◆ **PROBLEM TO WORK ON**: Return a copy of every line in the records that includes the word "运行不规范".

◆ **PROVIDED INFORMATION**:
==================================================

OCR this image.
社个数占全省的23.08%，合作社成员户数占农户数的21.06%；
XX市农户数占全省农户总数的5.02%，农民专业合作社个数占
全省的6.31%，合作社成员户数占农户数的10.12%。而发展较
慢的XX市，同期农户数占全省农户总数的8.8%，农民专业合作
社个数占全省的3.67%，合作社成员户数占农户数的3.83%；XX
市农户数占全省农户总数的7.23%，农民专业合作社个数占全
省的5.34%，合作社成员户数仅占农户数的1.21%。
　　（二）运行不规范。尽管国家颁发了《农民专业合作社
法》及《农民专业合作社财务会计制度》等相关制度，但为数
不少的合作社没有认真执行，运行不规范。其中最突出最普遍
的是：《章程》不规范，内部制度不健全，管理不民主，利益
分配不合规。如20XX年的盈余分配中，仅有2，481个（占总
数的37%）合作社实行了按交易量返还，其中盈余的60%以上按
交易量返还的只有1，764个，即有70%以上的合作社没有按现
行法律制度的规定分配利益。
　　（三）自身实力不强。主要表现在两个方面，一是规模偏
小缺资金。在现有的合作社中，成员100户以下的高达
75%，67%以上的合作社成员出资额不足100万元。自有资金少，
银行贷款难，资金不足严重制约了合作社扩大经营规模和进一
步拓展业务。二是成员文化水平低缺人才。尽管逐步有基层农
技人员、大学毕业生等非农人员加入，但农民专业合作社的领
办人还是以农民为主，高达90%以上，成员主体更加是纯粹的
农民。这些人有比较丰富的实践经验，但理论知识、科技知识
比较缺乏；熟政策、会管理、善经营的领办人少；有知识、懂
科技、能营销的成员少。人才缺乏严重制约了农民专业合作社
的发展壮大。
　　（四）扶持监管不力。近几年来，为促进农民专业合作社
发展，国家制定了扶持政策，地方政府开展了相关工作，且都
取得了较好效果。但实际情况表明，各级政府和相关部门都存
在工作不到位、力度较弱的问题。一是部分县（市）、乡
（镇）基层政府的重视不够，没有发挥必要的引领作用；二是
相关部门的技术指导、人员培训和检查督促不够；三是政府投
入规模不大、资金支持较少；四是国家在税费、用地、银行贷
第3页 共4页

==================================================

◆ **TASK RESULT**:
　　（二）运行不规范。尽管国家颁发了《农民专业合作社
不少的合作社没有认真执行，运行不规范。其中最突出最普遍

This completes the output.